MATERIAL FOR THIS EXERCISE »
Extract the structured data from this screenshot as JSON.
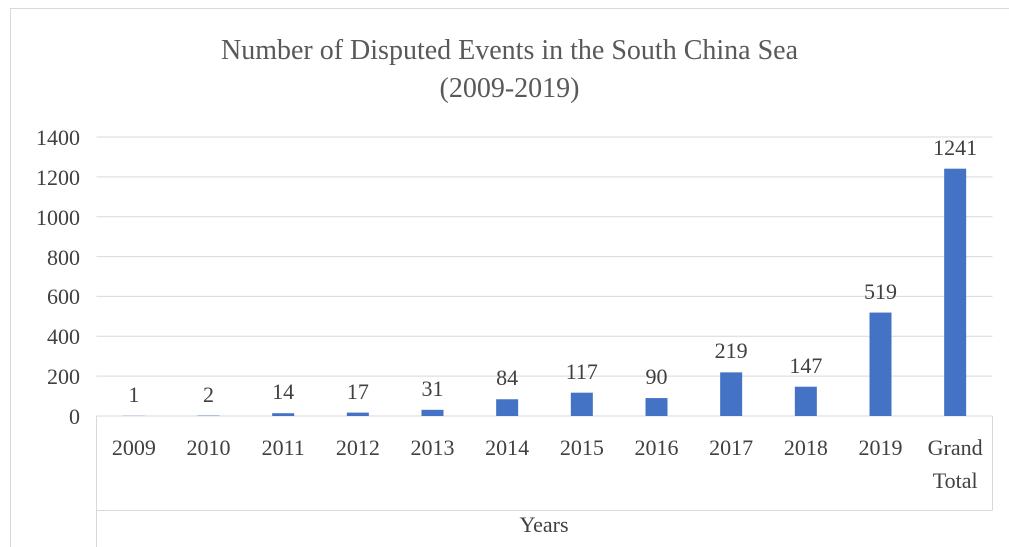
{
  "chart_data": {
    "type": "bar",
    "title": "Number of Disputed Events in the South China Sea",
    "subtitle": "(2009-2019)",
    "x_label": "Years",
    "categories": [
      "2009",
      "2010",
      "2011",
      "2012",
      "2013",
      "2014",
      "2015",
      "2016",
      "2017",
      "2018",
      "2019",
      "Grand Total"
    ],
    "values": [
      1,
      2,
      14,
      17,
      31,
      84,
      117,
      90,
      219,
      147,
      519,
      1241
    ],
    "color": "#4472c4",
    "ylim": [
      0,
      1400
    ],
    "yticks": [
      0,
      200,
      400,
      600,
      800,
      1000,
      1200,
      1400
    ],
    "grid": true
  }
}
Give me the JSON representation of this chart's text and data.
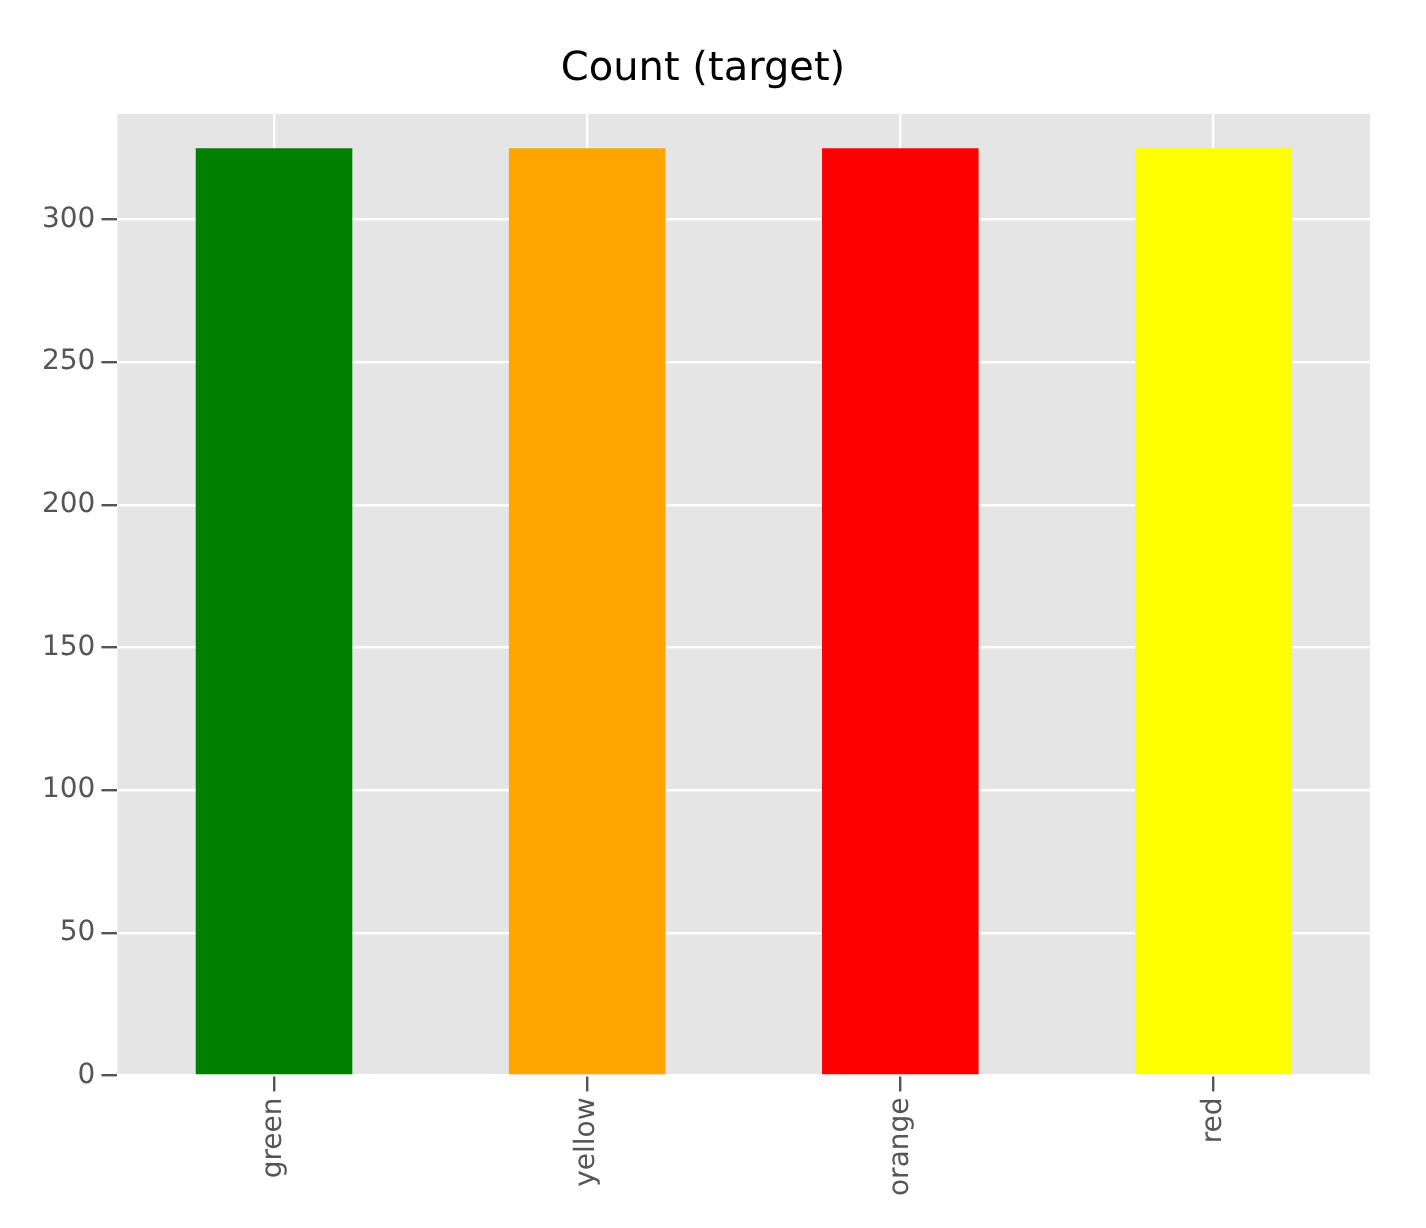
{
  "chart_data": {
    "type": "bar",
    "title": "Count (target)",
    "categories": [
      "green",
      "yellow",
      "orange",
      "red"
    ],
    "values": [
      325,
      325,
      325,
      325
    ],
    "colors": [
      "#008000",
      "#ffa500",
      "#ff0000",
      "#ffff00"
    ],
    "ylim": [
      0,
      337
    ],
    "yticks": [
      0,
      50,
      100,
      150,
      200,
      250,
      300
    ],
    "grid": true,
    "legend": false
  }
}
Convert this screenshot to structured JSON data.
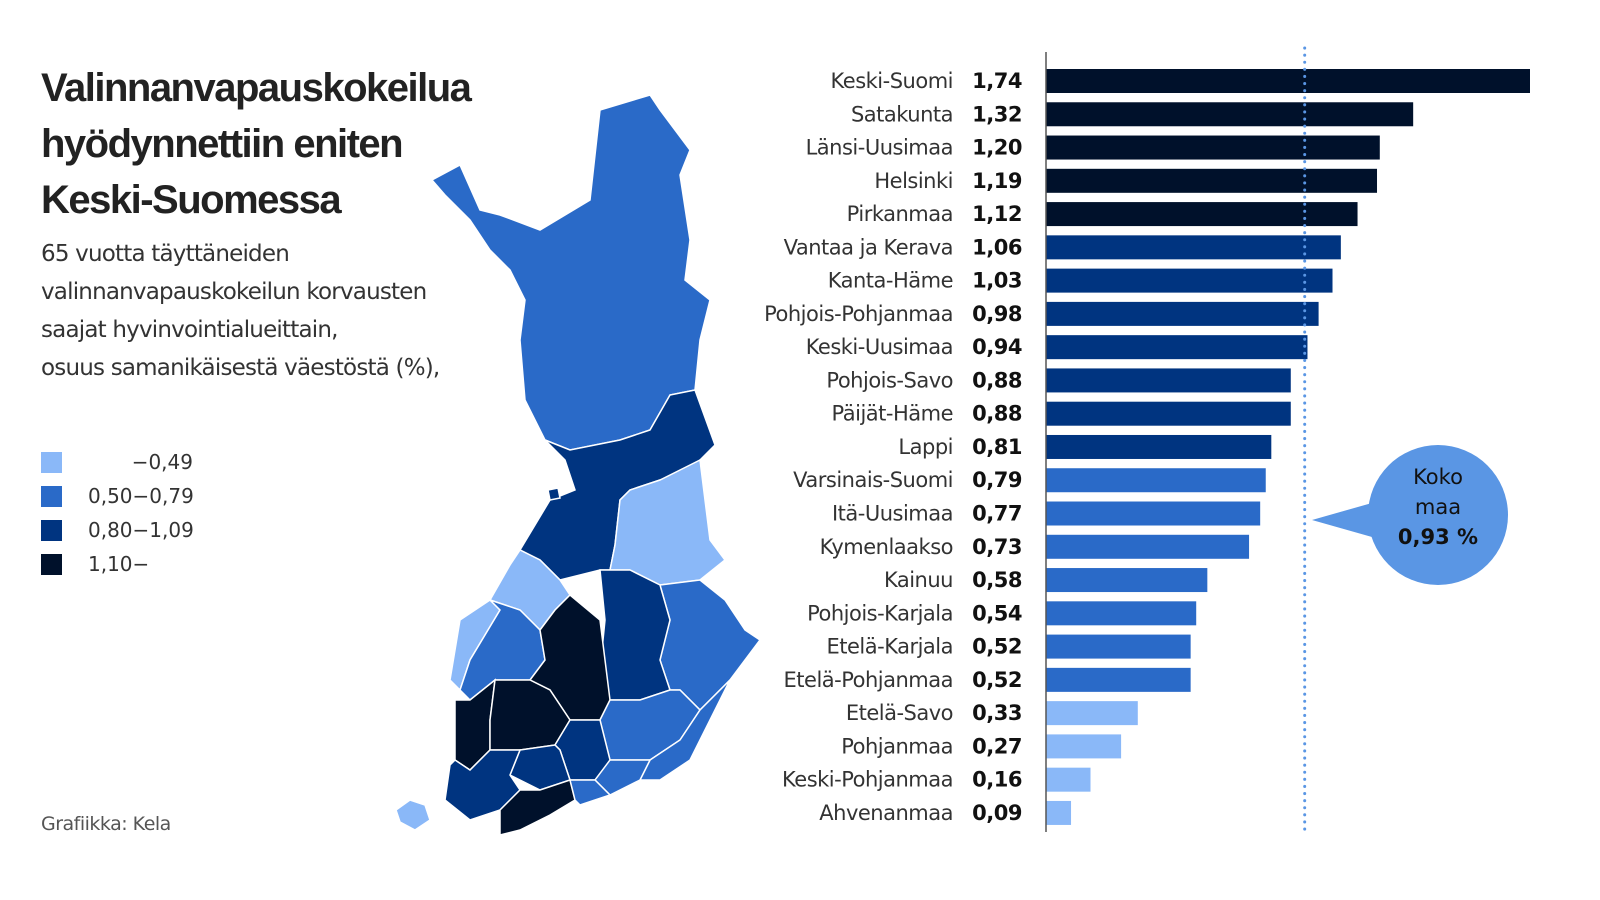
{
  "title": "Valinnanvapauskokeilua hyödynnettiin eniten Keski-Suomessa",
  "subtitle_lines": [
    "65 vuotta täyttäneiden",
    "valinnanvapauskokeilun korvausten",
    "saajat hyvinvointialueittain,",
    "osuus samanikäisestä väestöstä (%),"
  ],
  "legend": [
    {
      "label": "−0,49",
      "color": "#8ab8f8"
    },
    {
      "label": "0,50−0,79",
      "color": "#2a6ac8"
    },
    {
      "label": "0,80−1,09",
      "color": "#003480"
    },
    {
      "label": "1,10−",
      "color": "#00112b"
    }
  ],
  "credit": "Grafiikka: Kela",
  "callout": {
    "line1": "Koko",
    "line2": "maa",
    "value": "0,93 %",
    "color": "#5a96e4"
  },
  "chart_data": {
    "type": "bar",
    "orientation": "horizontal",
    "categories": [
      "Keski-Suomi",
      "Satakunta",
      "Länsi-Uusimaa",
      "Helsinki",
      "Pirkanmaa",
      "Vantaa ja Kerava",
      "Kanta-Häme",
      "Pohjois-Pohjanmaa",
      "Keski-Uusimaa",
      "Pohjois-Savo",
      "Päijät-Häme",
      "Lappi",
      "Varsinais-Suomi",
      "Itä-Uusimaa",
      "Kymenlaakso",
      "Kainuu",
      "Pohjois-Karjala",
      "Etelä-Karjala",
      "Etelä-Pohjanmaa",
      "Etelä-Savo",
      "Pohjanmaa",
      "Keski-Pohjanmaa",
      "Ahvenanmaa"
    ],
    "values": [
      1.74,
      1.32,
      1.2,
      1.19,
      1.12,
      1.06,
      1.03,
      0.98,
      0.94,
      0.88,
      0.88,
      0.81,
      0.79,
      0.77,
      0.73,
      0.58,
      0.54,
      0.52,
      0.52,
      0.33,
      0.27,
      0.16,
      0.09
    ],
    "value_labels": [
      "1,74",
      "1,32",
      "1,20",
      "1,19",
      "1,12",
      "1,06",
      "1,03",
      "0,98",
      "0,94",
      "0,88",
      "0,88",
      "0,81",
      "0,79",
      "0,77",
      "0,73",
      "0,58",
      "0,54",
      "0,52",
      "0,52",
      "0,33",
      "0,27",
      "0,16",
      "0,09"
    ],
    "reference_line": {
      "label": "Koko maa",
      "value": 0.93
    },
    "xlim": [
      0,
      1.74
    ],
    "grid": false
  }
}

WRITTEN TASK » Write out every line above exactly as it is, leaving out the pictures.

EXERCISE OUTPUT »
Extract the structured data from this screenshot as JSON.
{
  "chart_data": {
    "type": "bar",
    "title": "Number of Disputed Events in the South China Sea",
    "subtitle": "(2009-2019)",
    "x_label": "Years",
    "categories": [
      "2009",
      "2010",
      "2011",
      "2012",
      "2013",
      "2014",
      "2015",
      "2016",
      "2017",
      "2018",
      "2019",
      "Grand Total"
    ],
    "values": [
      1,
      2,
      14,
      17,
      31,
      84,
      117,
      90,
      219,
      147,
      519,
      1241
    ],
    "color": "#4472c4",
    "ylim": [
      0,
      1400
    ],
    "yticks": [
      0,
      200,
      400,
      600,
      800,
      1000,
      1200,
      1400
    ],
    "grid": true
  }
}
Give me the JSON representation of this chart's text and data.
{
  "chart_data": {
    "type": "bar",
    "title": "Count (target)",
    "categories": [
      "green",
      "yellow",
      "orange",
      "red"
    ],
    "values": [
      325,
      325,
      325,
      325
    ],
    "colors": [
      "#008000",
      "#ffa500",
      "#ff0000",
      "#ffff00"
    ],
    "ylim": [
      0,
      337
    ],
    "yticks": [
      0,
      50,
      100,
      150,
      200,
      250,
      300
    ],
    "grid": true,
    "legend": false
  }
}
Convert this screenshot to structured JSON data.
{
  "title": "Valinnanvapauskokeilua hyödynnettiin eniten Keski-Suomessa",
  "subtitle_lines": [
    "65 vuotta täyttäneiden",
    "valinnanvapauskokeilun korvausten",
    "saajat hyvinvointialueittain,",
    "osuus samanikäisestä väestöstä (%),"
  ],
  "legend": [
    {
      "label": "−0,49",
      "color": "#8ab8f8"
    },
    {
      "label": "0,50−0,79",
      "color": "#2a6ac8"
    },
    {
      "label": "0,80−1,09",
      "color": "#003480"
    },
    {
      "label": "1,10−",
      "color": "#00112b"
    }
  ],
  "credit": "Grafiikka: Kela",
  "callout": {
    "line1": "Koko",
    "line2": "maa",
    "value": "0,93 %",
    "color": "#5a96e4"
  },
  "chart_data": {
    "type": "bar",
    "orientation": "horizontal",
    "categories": [
      "Keski-Suomi",
      "Satakunta",
      "Länsi-Uusimaa",
      "Helsinki",
      "Pirkanmaa",
      "Vantaa ja Kerava",
      "Kanta-Häme",
      "Pohjois-Pohjanmaa",
      "Keski-Uusimaa",
      "Pohjois-Savo",
      "Päijät-Häme",
      "Lappi",
      "Varsinais-Suomi",
      "Itä-Uusimaa",
      "Kymenlaakso",
      "Kainuu",
      "Pohjois-Karjala",
      "Etelä-Karjala",
      "Etelä-Pohjanmaa",
      "Etelä-Savo",
      "Pohjanmaa",
      "Keski-Pohjanmaa",
      "Ahvenanmaa"
    ],
    "values": [
      1.74,
      1.32,
      1.2,
      1.19,
      1.12,
      1.06,
      1.03,
      0.98,
      0.94,
      0.88,
      0.88,
      0.81,
      0.79,
      0.77,
      0.73,
      0.58,
      0.54,
      0.52,
      0.52,
      0.33,
      0.27,
      0.16,
      0.09
    ],
    "value_labels": [
      "1,74",
      "1,32",
      "1,20",
      "1,19",
      "1,12",
      "1,06",
      "1,03",
      "0,98",
      "0,94",
      "0,88",
      "0,88",
      "0,81",
      "0,79",
      "0,77",
      "0,73",
      "0,58",
      "0,54",
      "0,52",
      "0,52",
      "0,33",
      "0,27",
      "0,16",
      "0,09"
    ],
    "reference_line": {
      "label": "Koko maa",
      "value": 0.93
    },
    "xlim": [
      0,
      1.74
    ],
    "grid": false
  }
}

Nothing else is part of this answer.